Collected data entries

+--

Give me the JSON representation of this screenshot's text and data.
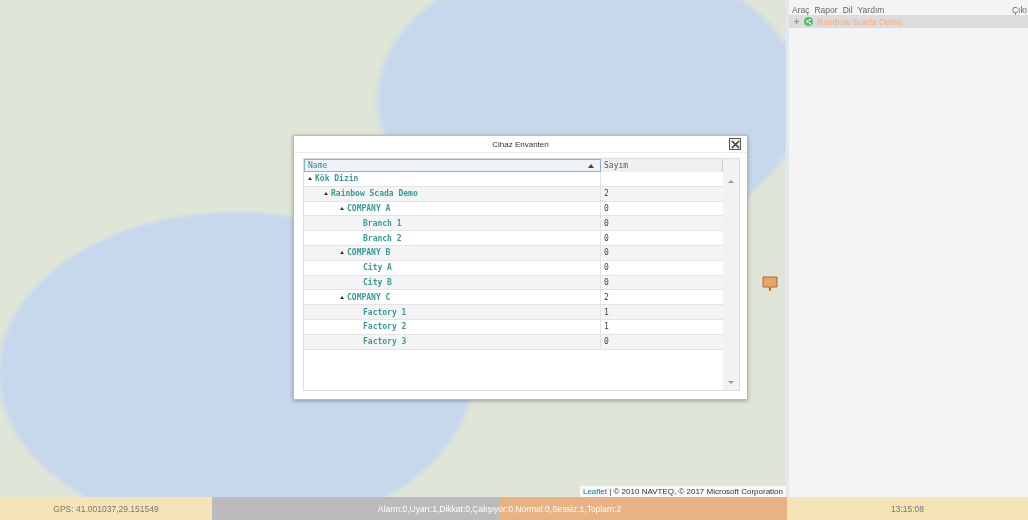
{
  "map": {
    "attribution_link": "Leaflet",
    "attribution": "| © 2010 NAVTEQ, © 2017 Microsoft Corporation"
  },
  "dialog": {
    "title": "Cihaz Envanteri",
    "columns": [
      {
        "label": "Name",
        "sorted": true
      },
      {
        "label": "Sayım",
        "sorted": false
      }
    ],
    "tree": [
      {
        "name": "Kök Dizin",
        "expanded": true,
        "children": [
          {
            "name": "Rainbow Scada Demo",
            "count": "2",
            "expanded": true,
            "children": [
              {
                "name": "COMPANY A",
                "count": "0",
                "expanded": true,
                "children": [
                  {
                    "name": "Branch 1",
                    "count": "0"
                  },
                  {
                    "name": "Branch 2",
                    "count": "0"
                  }
                ]
              },
              {
                "name": "COMPANY B",
                "count": "0",
                "expanded": true,
                "children": [
                  {
                    "name": "City A",
                    "count": "0"
                  },
                  {
                    "name": "City B",
                    "count": "0"
                  }
                ]
              },
              {
                "name": "COMPANY C",
                "count": "2",
                "expanded": true,
                "children": [
                  {
                    "name": "Factory 1",
                    "count": "1"
                  },
                  {
                    "name": "Factory 2",
                    "count": "1"
                  },
                  {
                    "name": "Factory 3",
                    "count": "0"
                  }
                ]
              }
            ]
          }
        ]
      }
    ]
  },
  "side_panel": {
    "menu": [
      "Araç",
      "Rapor",
      "Dil",
      "Yardım"
    ],
    "exit": "Çıkı",
    "tree": [
      {
        "name": "Rainbow Scada Demo",
        "expanded": false,
        "selected": true
      }
    ]
  },
  "status_bar": {
    "gps": "GPS: 41.001037,29.151549",
    "summary": "Alarm:0,Uyarı:1,Dikkat:0,Çalışıyor:0,Normal:0,Sessiz:1,Toplam:2",
    "time": "13:15:08"
  }
}
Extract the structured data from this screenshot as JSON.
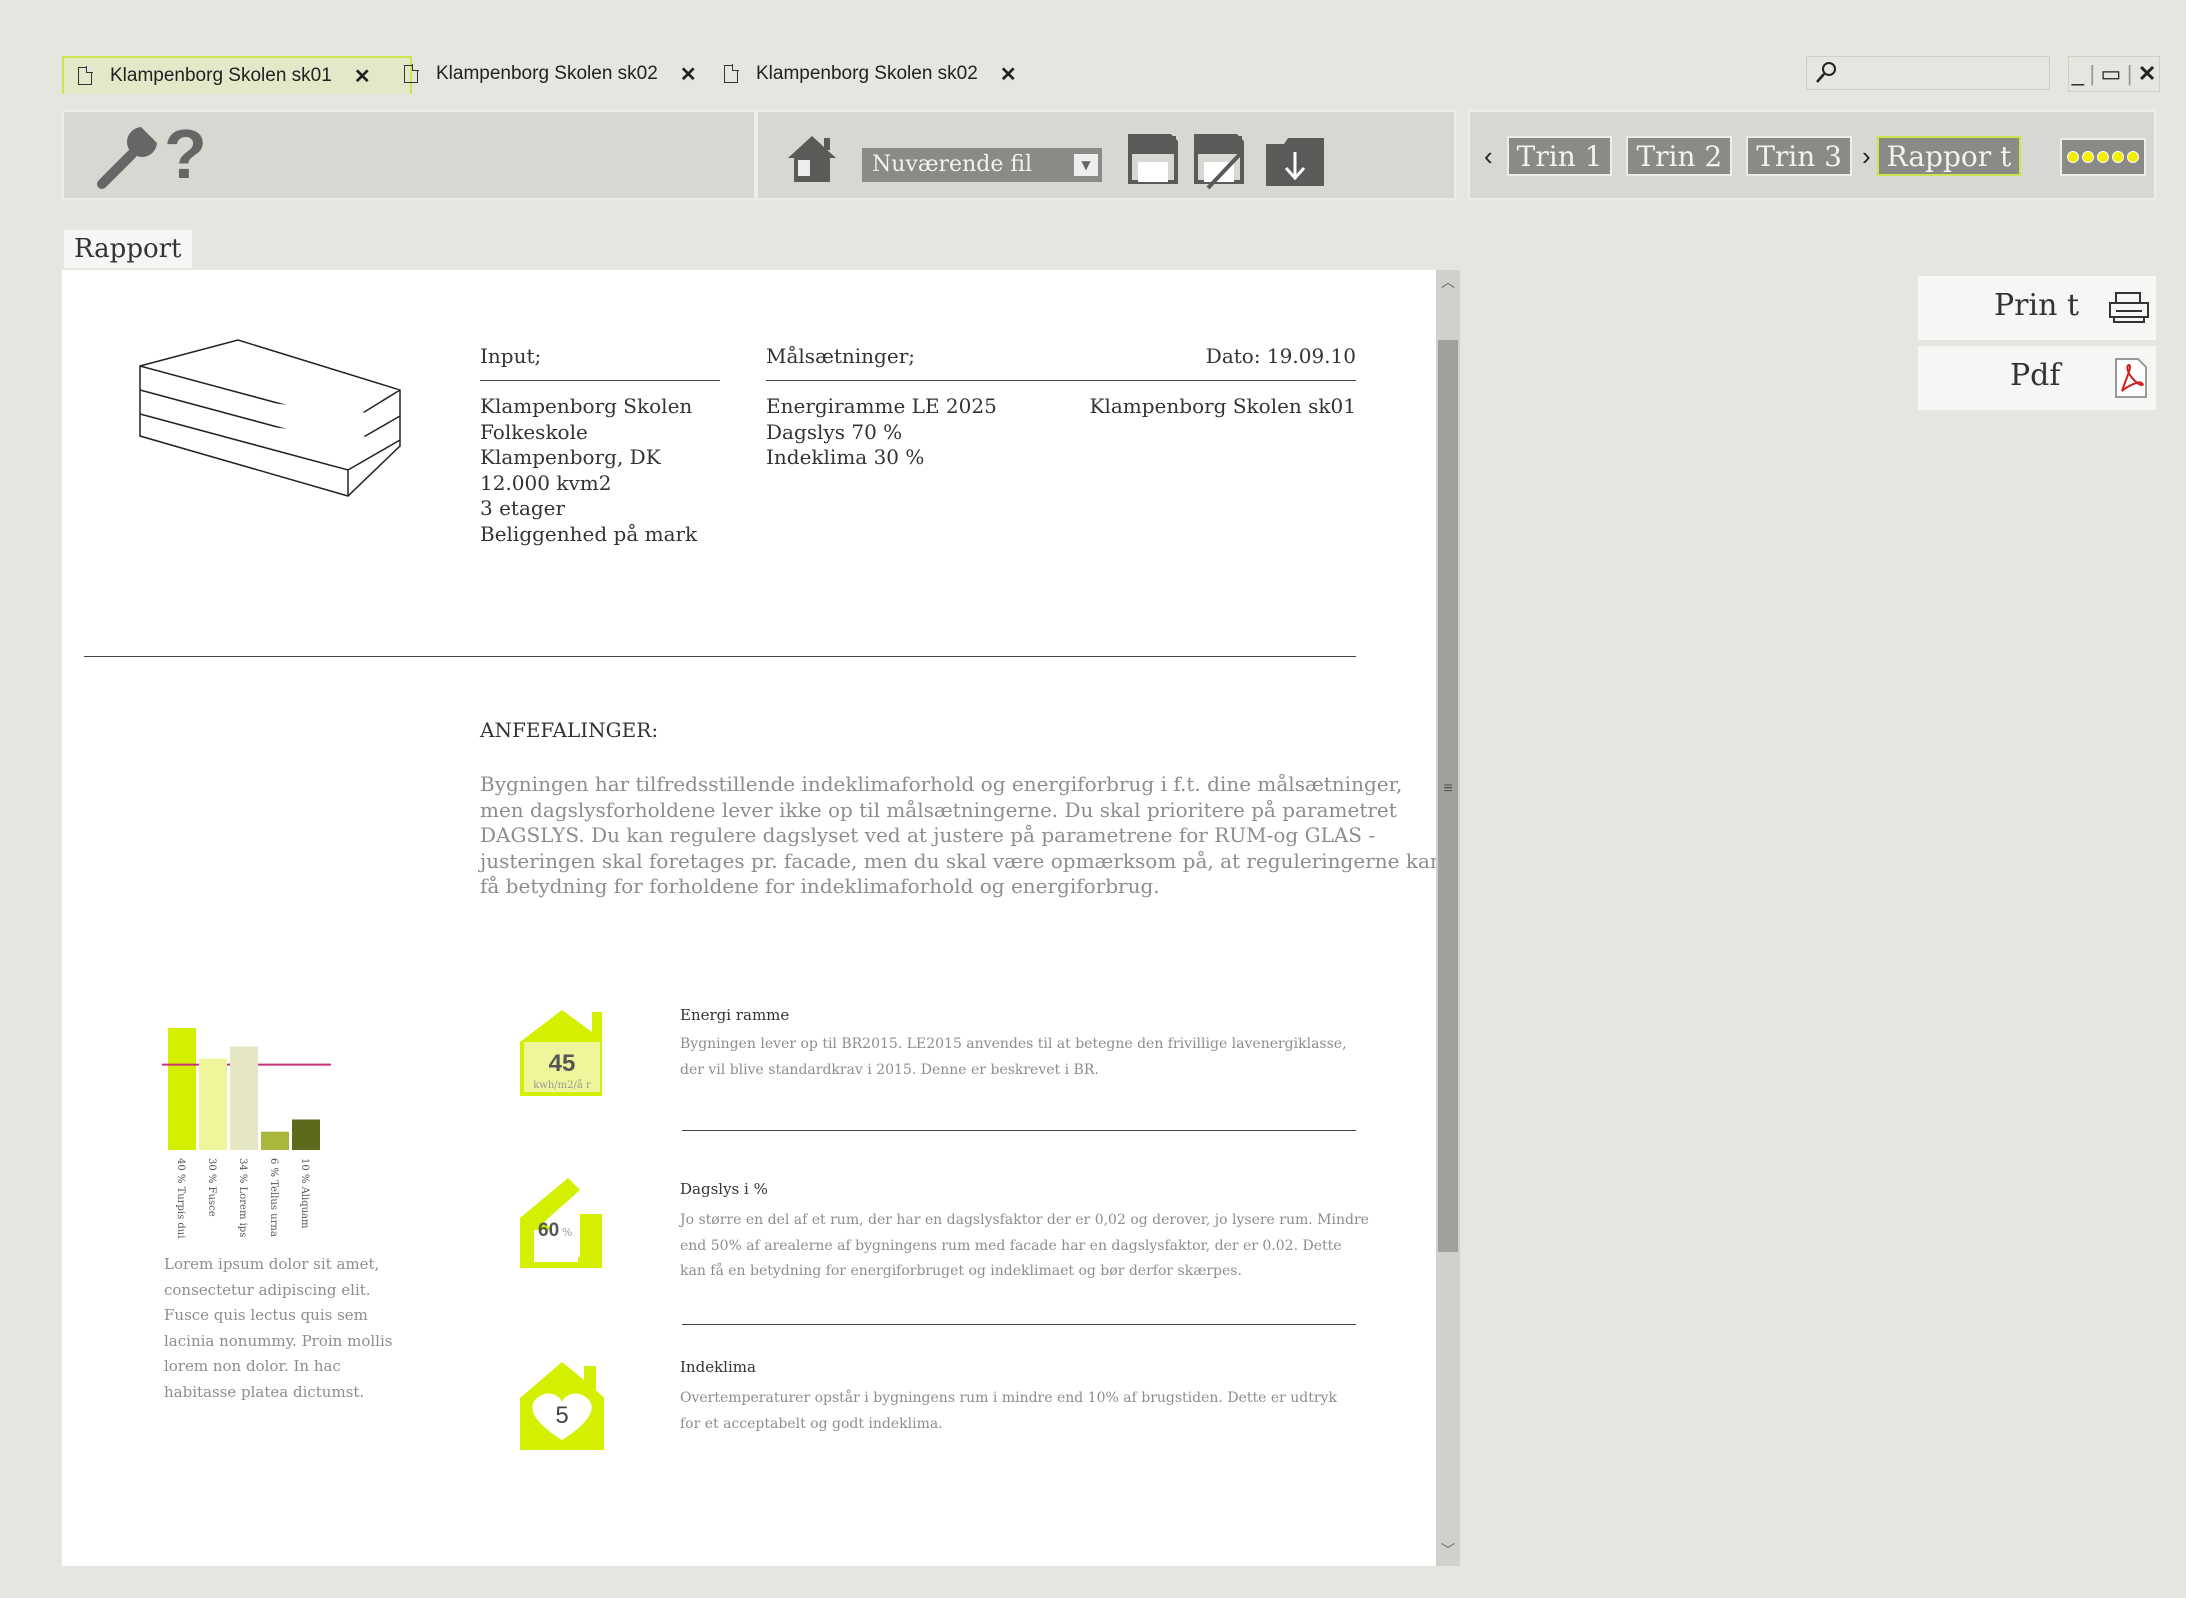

+--

Given request:
Copy out each line that contains the word "Rainbow".

Task solution:
            "name": "Rainbow Scada Demo",
        "name": "Rainbow Scada Demo",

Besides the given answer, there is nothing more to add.